(Data records)
..............................

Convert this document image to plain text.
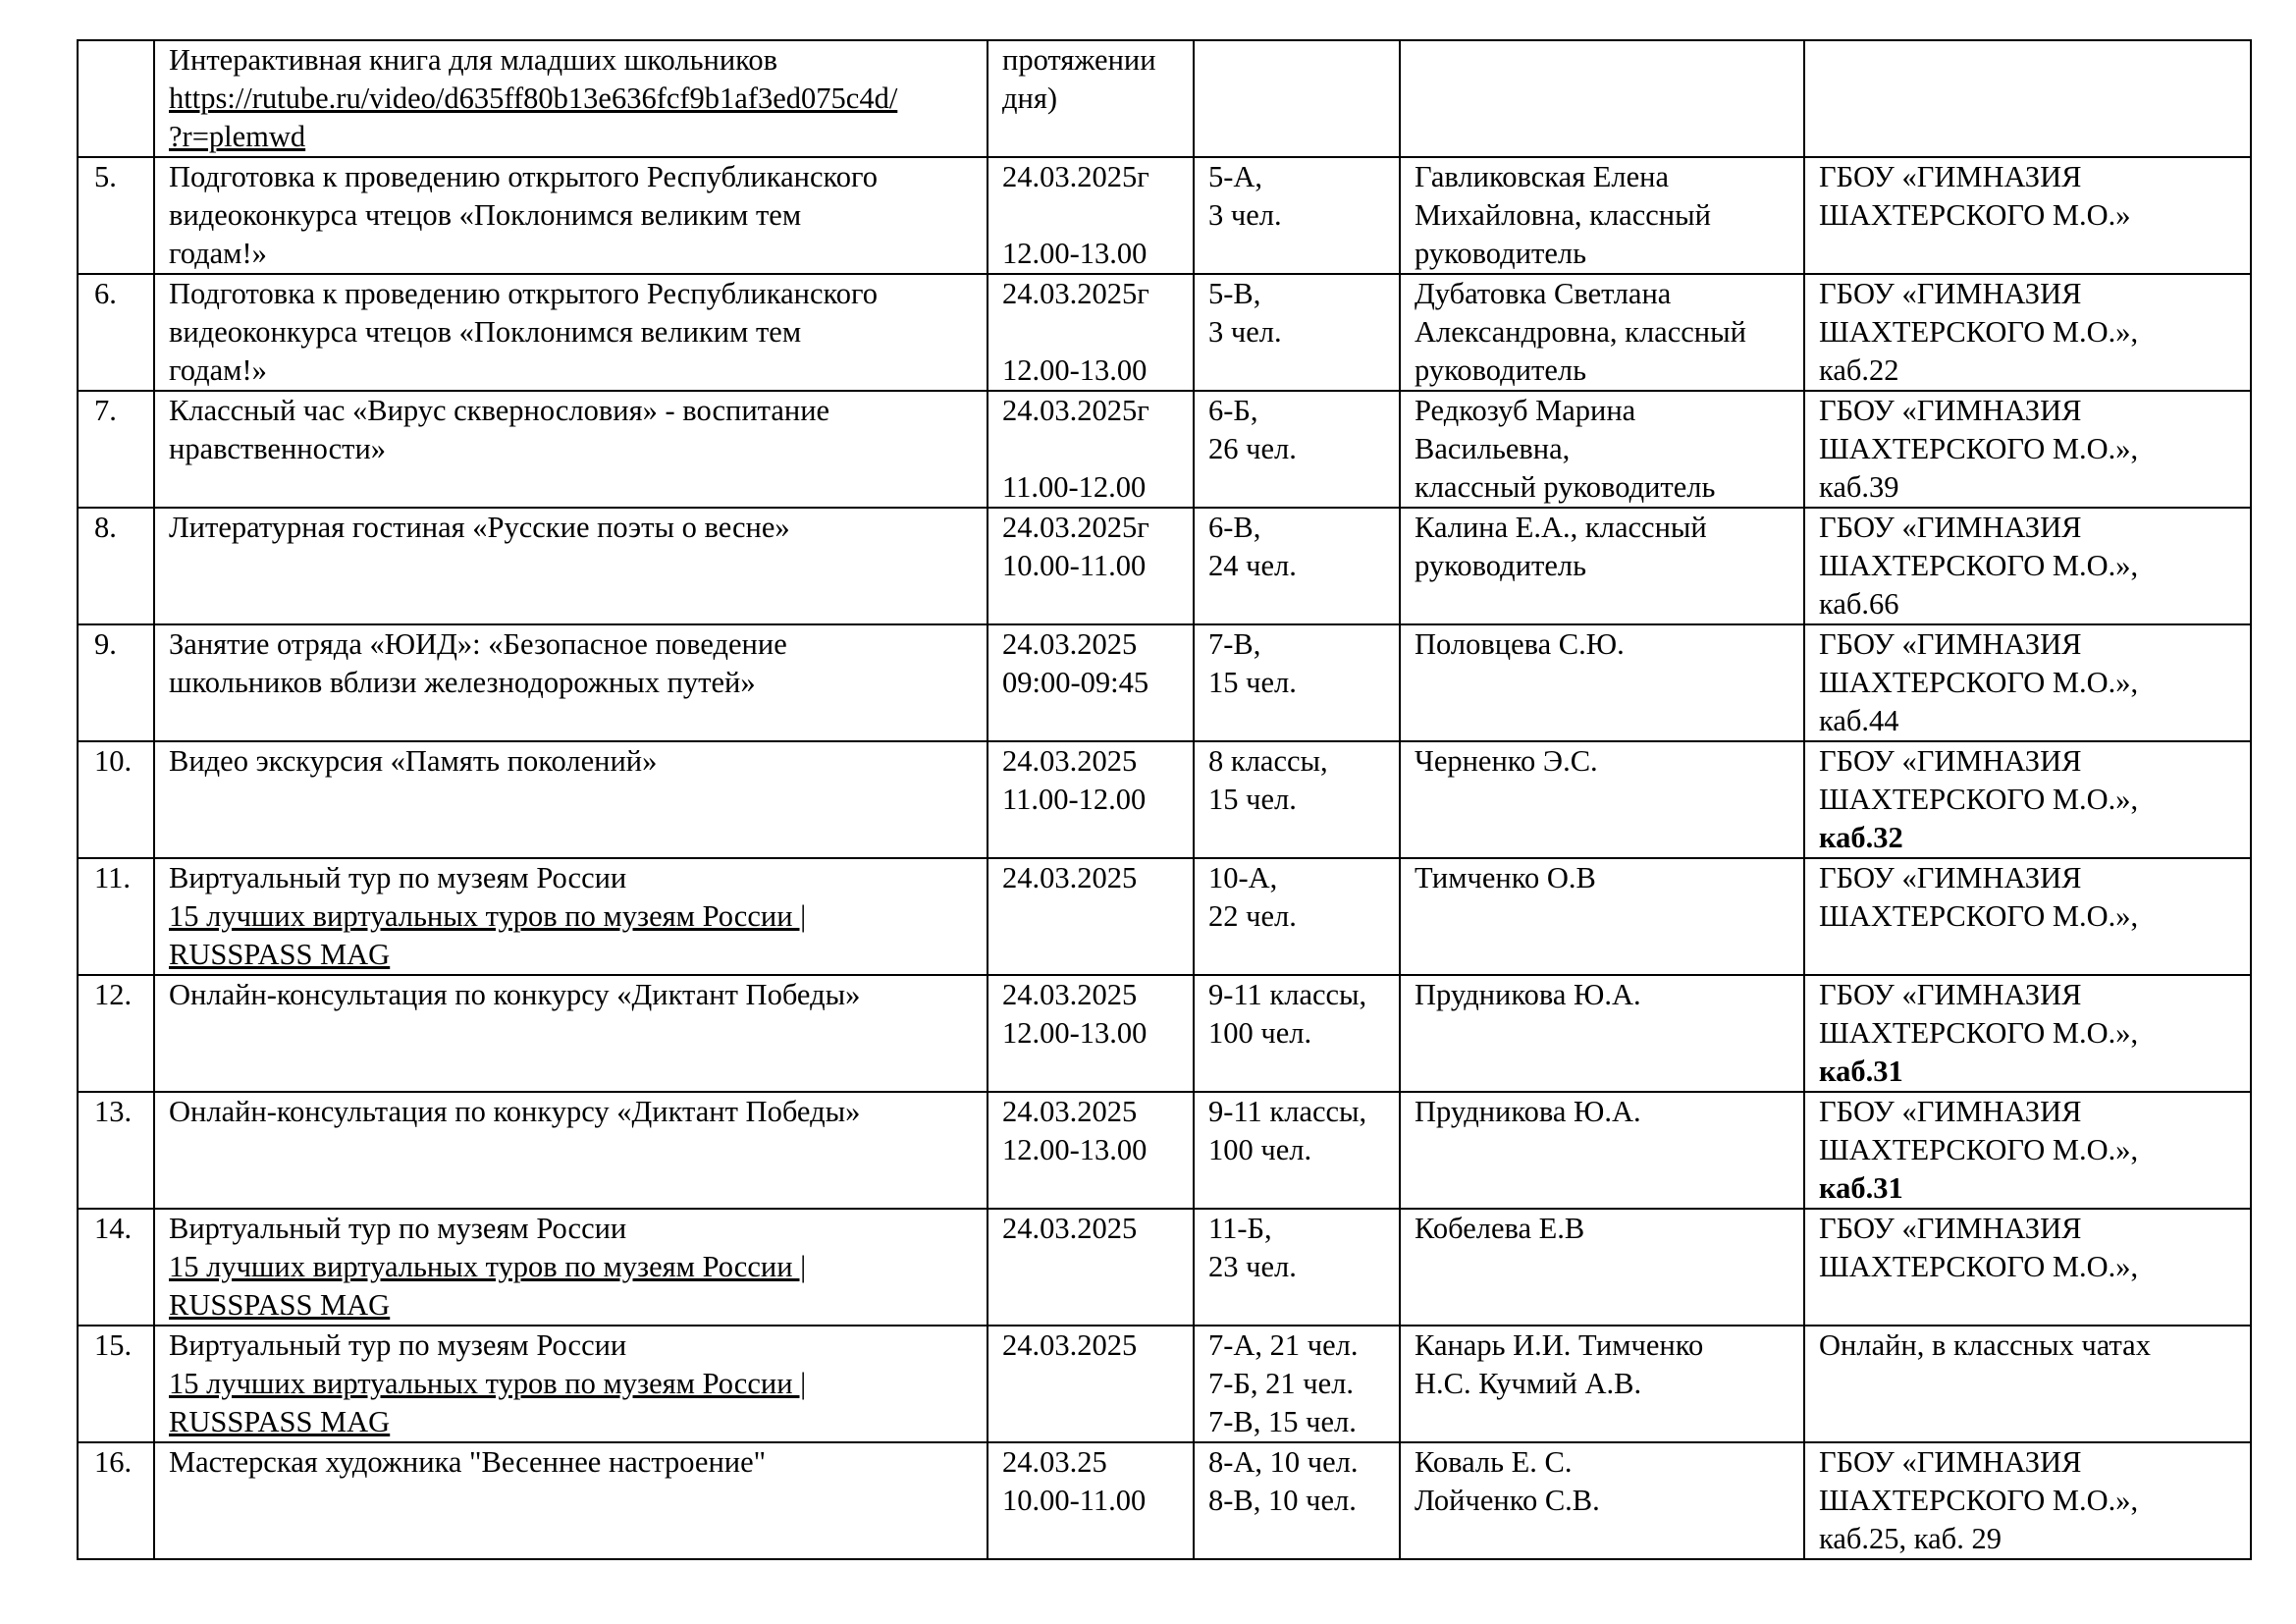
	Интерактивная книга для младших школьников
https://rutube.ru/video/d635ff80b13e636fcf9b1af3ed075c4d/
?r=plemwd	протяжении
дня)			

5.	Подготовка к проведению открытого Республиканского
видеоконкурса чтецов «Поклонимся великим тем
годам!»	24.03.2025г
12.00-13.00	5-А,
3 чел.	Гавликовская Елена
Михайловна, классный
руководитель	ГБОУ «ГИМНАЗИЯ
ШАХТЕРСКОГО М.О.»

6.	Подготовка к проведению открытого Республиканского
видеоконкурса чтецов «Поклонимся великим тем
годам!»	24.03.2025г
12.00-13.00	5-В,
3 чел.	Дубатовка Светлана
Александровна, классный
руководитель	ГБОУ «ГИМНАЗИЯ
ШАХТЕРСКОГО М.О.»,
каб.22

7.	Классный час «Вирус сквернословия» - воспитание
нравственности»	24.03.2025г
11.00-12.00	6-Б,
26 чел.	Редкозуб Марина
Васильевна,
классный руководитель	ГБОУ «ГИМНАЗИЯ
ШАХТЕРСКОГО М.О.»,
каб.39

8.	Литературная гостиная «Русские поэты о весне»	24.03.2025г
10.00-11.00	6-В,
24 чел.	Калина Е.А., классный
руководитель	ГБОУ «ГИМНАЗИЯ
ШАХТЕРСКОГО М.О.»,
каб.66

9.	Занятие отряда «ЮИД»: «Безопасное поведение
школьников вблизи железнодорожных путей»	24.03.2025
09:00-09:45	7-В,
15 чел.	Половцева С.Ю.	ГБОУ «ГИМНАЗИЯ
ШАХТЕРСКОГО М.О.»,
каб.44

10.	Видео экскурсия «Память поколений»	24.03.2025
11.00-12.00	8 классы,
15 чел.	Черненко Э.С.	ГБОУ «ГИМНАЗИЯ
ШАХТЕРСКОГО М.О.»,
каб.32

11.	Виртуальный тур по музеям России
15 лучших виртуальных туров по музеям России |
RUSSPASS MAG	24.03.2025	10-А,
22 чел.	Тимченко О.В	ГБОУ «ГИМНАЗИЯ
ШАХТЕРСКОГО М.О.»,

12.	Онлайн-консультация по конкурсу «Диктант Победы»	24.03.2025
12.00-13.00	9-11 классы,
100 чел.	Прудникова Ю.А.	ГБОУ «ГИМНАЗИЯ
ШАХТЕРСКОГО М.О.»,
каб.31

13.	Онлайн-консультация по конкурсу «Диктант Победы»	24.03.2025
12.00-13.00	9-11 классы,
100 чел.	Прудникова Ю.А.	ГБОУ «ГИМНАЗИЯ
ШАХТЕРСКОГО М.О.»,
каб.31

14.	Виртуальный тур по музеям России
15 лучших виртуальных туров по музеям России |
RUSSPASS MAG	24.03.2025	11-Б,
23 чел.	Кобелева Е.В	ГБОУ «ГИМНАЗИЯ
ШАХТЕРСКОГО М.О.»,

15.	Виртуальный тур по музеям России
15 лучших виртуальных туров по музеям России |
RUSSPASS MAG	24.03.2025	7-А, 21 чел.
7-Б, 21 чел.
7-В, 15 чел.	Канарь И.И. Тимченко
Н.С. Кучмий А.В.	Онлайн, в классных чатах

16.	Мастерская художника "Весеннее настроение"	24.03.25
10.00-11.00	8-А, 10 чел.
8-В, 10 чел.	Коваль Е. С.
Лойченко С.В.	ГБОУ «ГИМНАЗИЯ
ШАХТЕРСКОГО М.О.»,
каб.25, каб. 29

..............................

The problem →
Repeat everything in the records precisely. Images are excluded from the copy.

Answer to this task →
Convert this document image to plain text.
	Интерактивная книга для младших школьников
https://rutube.ru/video/d635ff80b13e636fcf9b1af3ed075c4d/
?r=plemwd	протяжении
дня)			

5.	Подготовка к проведению открытого Республиканского
видеоконкурса чтецов «Поклонимся великим тем
годам!»	24.03.2025г
12.00-13.00	5-А,
3 чел.	Гавликовская Елена
Михайловна, классный
руководитель	ГБОУ «ГИМНАЗИЯ
ШАХТЕРСКОГО М.О.»

6.	Подготовка к проведению открытого Республиканского
видеоконкурса чтецов «Поклонимся великим тем
годам!»	24.03.2025г
12.00-13.00	5-В,
3 чел.	Дубатовка Светлана
Александровна, классный
руководитель	ГБОУ «ГИМНАЗИЯ
ШАХТЕРСКОГО М.О.»,
каб.22

7.	Классный час «Вирус сквернословия» - воспитание
нравственности»	24.03.2025г
11.00-12.00	6-Б,
26 чел.	Редкозуб Марина
Васильевна,
классный руководитель	ГБОУ «ГИМНАЗИЯ
ШАХТЕРСКОГО М.О.»,
каб.39

8.	Литературная гостиная «Русские поэты о весне»	24.03.2025г
10.00-11.00	6-В,
24 чел.	Калина Е.А., классный
руководитель	ГБОУ «ГИМНАЗИЯ
ШАХТЕРСКОГО М.О.»,
каб.66

9.	Занятие отряда «ЮИД»: «Безопасное поведение
школьников вблизи железнодорожных путей»	24.03.2025
09:00-09:45	7-В,
15 чел.	Половцева С.Ю.	ГБОУ «ГИМНАЗИЯ
ШАХТЕРСКОГО М.О.»,
каб.44

10.	Видео экскурсия «Память поколений»	24.03.2025
11.00-12.00	8 классы,
15 чел.	Черненко Э.С.	ГБОУ «ГИМНАЗИЯ
ШАХТЕРСКОГО М.О.»,
каб.32

11.	Виртуальный тур по музеям России
15 лучших виртуальных туров по музеям России |
RUSSPASS MAG	24.03.2025	10-А,
22 чел.	Тимченко О.В	ГБОУ «ГИМНАЗИЯ
ШАХТЕРСКОГО М.О.»,

12.	Онлайн-консультация по конкурсу «Диктант Победы»	24.03.2025
12.00-13.00	9-11 классы,
100 чел.	Прудникова Ю.А.	ГБОУ «ГИМНАЗИЯ
ШАХТЕРСКОГО М.О.»,
каб.31

13.	Онлайн-консультация по конкурсу «Диктант Победы»	24.03.2025
12.00-13.00	9-11 классы,
100 чел.	Прудникова Ю.А.	ГБОУ «ГИМНАЗИЯ
ШАХТЕРСКОГО М.О.»,
каб.31

14.	Виртуальный тур по музеям России
15 лучших виртуальных туров по музеям России |
RUSSPASS MAG	24.03.2025	11-Б,
23 чел.	Кобелева Е.В	ГБОУ «ГИМНАЗИЯ
ШАХТЕРСКОГО М.О.»,

15.	Виртуальный тур по музеям России
15 лучших виртуальных туров по музеям России |
RUSSPASS MAG	24.03.2025	7-А, 21 чел.
7-Б, 21 чел.
7-В, 15 чел.	Канарь И.И. Тимченко
Н.С. Кучмий А.В.	Онлайн, в классных чатах

16.	Мастерская художника "Весеннее настроение"	24.03.25
10.00-11.00	8-А, 10 чел.
8-В, 10 чел.	Коваль Е. С.
Лойченко С.В.	ГБОУ «ГИМНАЗИЯ
ШАХТЕРСКОГО М.О.»,
каб.25, каб. 29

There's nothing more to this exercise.